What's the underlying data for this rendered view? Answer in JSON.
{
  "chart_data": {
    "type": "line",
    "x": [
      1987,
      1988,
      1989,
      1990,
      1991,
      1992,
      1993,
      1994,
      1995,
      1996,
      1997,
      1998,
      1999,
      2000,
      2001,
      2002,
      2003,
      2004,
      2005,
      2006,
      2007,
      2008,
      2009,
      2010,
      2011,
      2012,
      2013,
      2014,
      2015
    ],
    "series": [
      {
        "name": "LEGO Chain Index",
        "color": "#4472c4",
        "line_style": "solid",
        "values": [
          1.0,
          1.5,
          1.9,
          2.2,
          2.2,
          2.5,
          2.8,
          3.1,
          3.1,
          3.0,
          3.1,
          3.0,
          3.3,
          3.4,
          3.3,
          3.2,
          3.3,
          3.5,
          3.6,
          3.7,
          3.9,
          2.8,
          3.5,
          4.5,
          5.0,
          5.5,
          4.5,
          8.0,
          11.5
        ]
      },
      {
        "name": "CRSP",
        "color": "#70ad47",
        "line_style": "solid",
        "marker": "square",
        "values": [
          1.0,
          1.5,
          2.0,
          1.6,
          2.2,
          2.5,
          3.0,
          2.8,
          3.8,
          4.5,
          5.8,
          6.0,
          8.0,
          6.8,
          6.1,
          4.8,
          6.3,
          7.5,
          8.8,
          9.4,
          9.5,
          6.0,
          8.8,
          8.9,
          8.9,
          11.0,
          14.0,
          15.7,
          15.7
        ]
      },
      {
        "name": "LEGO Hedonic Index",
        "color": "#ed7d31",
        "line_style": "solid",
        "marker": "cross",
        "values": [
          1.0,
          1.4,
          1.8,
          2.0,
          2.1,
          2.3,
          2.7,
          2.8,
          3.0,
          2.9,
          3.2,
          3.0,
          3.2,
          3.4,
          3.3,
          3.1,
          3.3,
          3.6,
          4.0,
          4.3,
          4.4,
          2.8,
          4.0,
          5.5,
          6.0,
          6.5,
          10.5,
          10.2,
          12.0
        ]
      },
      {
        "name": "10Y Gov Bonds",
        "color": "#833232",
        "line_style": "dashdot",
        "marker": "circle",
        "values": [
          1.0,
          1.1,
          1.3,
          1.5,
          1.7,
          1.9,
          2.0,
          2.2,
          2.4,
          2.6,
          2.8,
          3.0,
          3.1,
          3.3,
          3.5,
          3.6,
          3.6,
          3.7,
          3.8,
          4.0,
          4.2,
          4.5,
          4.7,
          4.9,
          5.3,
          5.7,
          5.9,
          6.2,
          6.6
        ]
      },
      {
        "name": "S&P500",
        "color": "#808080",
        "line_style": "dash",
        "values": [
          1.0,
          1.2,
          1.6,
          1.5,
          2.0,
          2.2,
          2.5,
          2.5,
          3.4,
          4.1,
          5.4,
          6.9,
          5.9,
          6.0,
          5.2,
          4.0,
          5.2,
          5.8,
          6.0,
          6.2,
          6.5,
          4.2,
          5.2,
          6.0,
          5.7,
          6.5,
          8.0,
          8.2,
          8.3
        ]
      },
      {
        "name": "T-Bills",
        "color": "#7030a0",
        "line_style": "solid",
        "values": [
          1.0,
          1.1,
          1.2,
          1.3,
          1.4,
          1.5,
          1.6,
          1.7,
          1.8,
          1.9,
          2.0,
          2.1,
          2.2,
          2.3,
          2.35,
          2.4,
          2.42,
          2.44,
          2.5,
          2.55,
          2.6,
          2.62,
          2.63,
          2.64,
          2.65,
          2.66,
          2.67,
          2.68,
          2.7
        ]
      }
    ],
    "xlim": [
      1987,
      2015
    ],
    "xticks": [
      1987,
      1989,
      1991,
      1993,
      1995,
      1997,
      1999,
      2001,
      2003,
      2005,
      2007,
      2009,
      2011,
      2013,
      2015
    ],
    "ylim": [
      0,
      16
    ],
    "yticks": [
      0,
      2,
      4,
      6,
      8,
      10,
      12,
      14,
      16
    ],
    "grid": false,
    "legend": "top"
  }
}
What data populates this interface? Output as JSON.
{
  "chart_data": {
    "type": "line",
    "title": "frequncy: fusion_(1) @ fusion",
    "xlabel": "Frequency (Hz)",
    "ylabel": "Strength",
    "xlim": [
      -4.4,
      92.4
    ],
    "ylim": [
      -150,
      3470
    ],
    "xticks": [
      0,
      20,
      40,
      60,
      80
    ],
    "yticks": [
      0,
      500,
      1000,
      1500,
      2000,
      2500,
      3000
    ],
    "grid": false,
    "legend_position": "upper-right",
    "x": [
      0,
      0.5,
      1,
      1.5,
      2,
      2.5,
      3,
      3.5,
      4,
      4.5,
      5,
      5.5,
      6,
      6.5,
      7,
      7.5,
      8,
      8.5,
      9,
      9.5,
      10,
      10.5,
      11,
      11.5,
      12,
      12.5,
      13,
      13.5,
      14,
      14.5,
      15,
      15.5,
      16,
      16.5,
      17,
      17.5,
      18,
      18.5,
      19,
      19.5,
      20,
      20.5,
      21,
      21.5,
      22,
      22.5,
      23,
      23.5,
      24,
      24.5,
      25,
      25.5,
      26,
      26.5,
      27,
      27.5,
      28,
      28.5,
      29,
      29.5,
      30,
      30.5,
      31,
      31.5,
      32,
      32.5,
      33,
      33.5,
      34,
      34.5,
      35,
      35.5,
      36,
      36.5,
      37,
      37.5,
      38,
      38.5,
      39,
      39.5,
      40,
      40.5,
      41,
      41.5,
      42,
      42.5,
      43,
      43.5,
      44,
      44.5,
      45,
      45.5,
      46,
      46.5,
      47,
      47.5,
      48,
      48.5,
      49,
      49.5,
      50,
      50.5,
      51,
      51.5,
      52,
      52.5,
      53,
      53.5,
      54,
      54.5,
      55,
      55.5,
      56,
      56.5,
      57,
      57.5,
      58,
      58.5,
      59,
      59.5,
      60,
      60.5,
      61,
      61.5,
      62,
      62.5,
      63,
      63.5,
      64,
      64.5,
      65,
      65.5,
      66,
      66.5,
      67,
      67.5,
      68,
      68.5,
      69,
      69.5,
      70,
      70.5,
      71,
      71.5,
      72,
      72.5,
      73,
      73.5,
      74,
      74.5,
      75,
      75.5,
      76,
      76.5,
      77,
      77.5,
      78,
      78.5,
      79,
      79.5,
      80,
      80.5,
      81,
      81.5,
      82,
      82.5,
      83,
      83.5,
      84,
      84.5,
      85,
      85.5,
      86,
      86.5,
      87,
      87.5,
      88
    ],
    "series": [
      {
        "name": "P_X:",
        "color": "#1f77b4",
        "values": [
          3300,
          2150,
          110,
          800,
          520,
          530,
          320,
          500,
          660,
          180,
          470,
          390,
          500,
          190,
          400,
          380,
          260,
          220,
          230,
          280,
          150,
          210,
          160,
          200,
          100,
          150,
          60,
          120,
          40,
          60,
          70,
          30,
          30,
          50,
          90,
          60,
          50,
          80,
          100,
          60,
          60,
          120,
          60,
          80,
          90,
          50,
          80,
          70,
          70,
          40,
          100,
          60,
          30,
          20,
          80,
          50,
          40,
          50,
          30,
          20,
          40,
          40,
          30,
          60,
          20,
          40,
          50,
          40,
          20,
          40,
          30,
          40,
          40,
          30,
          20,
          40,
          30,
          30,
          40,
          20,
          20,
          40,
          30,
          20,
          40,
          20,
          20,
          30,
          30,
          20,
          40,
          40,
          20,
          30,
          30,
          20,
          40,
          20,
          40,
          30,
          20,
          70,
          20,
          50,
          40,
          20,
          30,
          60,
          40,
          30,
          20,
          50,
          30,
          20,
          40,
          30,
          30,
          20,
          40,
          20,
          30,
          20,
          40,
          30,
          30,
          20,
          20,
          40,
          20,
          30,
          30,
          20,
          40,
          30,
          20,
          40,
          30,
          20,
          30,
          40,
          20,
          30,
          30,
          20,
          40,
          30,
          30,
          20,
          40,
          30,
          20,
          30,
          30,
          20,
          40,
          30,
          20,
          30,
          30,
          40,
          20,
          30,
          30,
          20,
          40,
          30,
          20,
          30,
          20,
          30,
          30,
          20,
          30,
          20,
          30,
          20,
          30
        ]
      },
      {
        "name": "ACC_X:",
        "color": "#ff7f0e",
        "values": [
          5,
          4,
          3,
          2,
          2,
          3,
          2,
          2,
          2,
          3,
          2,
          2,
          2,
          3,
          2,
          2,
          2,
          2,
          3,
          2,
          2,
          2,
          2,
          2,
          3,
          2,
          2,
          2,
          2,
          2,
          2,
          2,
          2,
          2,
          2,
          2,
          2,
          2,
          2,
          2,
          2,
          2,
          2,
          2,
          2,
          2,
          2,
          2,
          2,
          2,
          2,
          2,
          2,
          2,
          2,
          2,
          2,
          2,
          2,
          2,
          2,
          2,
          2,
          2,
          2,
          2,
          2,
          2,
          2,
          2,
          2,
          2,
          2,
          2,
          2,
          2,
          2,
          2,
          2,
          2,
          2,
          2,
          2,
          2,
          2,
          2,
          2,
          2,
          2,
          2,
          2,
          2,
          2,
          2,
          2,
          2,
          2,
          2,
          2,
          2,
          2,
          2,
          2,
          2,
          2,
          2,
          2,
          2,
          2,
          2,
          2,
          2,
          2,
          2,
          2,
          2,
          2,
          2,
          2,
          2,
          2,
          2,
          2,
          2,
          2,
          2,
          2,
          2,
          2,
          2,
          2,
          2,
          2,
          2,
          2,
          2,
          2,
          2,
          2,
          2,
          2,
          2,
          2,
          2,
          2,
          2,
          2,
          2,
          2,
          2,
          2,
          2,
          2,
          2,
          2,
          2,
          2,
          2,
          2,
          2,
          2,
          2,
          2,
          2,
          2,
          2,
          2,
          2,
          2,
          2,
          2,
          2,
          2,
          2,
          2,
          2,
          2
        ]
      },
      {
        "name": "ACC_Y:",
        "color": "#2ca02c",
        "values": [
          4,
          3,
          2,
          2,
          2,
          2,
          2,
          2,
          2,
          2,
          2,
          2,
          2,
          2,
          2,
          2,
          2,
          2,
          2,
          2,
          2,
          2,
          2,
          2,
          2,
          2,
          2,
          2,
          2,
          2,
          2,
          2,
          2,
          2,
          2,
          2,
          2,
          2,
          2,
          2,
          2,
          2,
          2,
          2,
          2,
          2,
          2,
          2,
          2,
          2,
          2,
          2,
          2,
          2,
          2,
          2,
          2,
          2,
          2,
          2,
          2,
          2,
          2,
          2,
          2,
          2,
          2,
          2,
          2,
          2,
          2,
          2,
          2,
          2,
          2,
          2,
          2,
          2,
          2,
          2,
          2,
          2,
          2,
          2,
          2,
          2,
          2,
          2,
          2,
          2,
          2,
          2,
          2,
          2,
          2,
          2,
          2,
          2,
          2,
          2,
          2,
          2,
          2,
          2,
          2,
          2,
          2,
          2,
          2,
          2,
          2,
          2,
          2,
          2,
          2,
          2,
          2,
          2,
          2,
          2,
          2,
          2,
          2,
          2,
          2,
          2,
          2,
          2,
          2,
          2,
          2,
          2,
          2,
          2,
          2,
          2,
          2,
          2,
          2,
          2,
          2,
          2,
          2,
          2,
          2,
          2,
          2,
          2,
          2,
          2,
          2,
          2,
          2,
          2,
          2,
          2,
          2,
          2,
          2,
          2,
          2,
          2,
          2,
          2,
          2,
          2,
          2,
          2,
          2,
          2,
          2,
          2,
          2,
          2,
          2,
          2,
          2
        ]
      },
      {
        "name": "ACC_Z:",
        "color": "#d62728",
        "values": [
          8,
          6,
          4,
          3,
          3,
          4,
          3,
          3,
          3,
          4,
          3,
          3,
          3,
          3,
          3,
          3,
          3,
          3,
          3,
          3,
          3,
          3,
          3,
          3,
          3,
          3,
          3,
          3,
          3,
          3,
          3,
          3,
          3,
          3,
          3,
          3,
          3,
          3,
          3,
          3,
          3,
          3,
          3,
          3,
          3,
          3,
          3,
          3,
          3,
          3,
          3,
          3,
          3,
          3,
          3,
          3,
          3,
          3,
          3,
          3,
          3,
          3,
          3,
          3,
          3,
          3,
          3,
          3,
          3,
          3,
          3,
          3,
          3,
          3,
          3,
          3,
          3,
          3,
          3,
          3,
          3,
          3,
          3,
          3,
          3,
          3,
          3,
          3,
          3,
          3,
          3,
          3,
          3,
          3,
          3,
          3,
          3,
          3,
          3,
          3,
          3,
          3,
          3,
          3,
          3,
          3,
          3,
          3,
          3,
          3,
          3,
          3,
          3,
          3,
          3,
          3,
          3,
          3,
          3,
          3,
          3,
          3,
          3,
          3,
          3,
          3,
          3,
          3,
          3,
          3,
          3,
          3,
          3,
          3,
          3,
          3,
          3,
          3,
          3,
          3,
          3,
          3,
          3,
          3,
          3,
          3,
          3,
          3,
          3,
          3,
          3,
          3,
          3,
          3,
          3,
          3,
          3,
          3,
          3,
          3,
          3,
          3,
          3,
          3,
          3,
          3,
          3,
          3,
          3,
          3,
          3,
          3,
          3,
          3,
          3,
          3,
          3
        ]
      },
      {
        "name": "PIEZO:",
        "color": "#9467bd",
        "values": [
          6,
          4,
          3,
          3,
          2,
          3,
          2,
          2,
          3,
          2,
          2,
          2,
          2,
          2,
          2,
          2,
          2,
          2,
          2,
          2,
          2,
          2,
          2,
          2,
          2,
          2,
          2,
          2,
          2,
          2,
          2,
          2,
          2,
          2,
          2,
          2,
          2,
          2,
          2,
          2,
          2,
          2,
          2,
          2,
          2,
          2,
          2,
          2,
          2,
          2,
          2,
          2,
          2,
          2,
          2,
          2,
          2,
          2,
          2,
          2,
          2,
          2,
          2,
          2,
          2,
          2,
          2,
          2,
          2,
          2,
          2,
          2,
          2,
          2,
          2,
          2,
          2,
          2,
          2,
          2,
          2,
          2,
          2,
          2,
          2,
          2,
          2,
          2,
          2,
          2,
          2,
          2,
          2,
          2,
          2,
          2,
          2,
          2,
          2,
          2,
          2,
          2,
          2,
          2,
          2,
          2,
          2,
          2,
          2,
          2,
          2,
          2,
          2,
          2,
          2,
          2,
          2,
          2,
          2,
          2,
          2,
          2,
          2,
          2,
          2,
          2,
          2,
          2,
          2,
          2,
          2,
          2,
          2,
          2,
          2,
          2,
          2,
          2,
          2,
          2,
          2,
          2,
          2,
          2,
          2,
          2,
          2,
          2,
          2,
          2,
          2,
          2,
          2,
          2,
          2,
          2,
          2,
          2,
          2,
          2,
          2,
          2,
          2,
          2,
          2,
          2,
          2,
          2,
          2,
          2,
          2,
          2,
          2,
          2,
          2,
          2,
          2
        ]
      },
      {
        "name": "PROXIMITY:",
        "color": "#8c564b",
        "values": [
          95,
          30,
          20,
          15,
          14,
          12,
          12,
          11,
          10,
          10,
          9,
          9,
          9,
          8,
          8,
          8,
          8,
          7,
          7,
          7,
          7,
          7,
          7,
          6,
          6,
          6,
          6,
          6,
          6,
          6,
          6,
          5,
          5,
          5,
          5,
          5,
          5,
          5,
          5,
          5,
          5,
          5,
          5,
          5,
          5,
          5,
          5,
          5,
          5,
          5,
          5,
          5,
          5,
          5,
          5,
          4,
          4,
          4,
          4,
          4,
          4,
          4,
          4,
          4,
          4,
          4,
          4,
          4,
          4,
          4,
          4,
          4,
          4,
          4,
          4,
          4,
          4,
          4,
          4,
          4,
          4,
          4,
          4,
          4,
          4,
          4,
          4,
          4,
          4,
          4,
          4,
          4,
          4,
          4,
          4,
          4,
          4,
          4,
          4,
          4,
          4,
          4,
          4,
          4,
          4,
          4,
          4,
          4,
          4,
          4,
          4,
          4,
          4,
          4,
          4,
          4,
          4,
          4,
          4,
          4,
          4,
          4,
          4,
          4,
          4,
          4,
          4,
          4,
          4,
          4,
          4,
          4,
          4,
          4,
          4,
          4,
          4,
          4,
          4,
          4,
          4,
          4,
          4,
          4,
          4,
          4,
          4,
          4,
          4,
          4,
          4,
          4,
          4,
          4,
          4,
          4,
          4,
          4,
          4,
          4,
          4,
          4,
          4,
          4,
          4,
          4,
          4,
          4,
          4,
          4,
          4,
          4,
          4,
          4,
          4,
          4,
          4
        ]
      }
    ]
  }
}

========

- _Task_
Report all lines of the material that contain the word "marker".

- _Solution for this task_
        "marker": "square",
        "marker": "cross",
        "marker": "circle",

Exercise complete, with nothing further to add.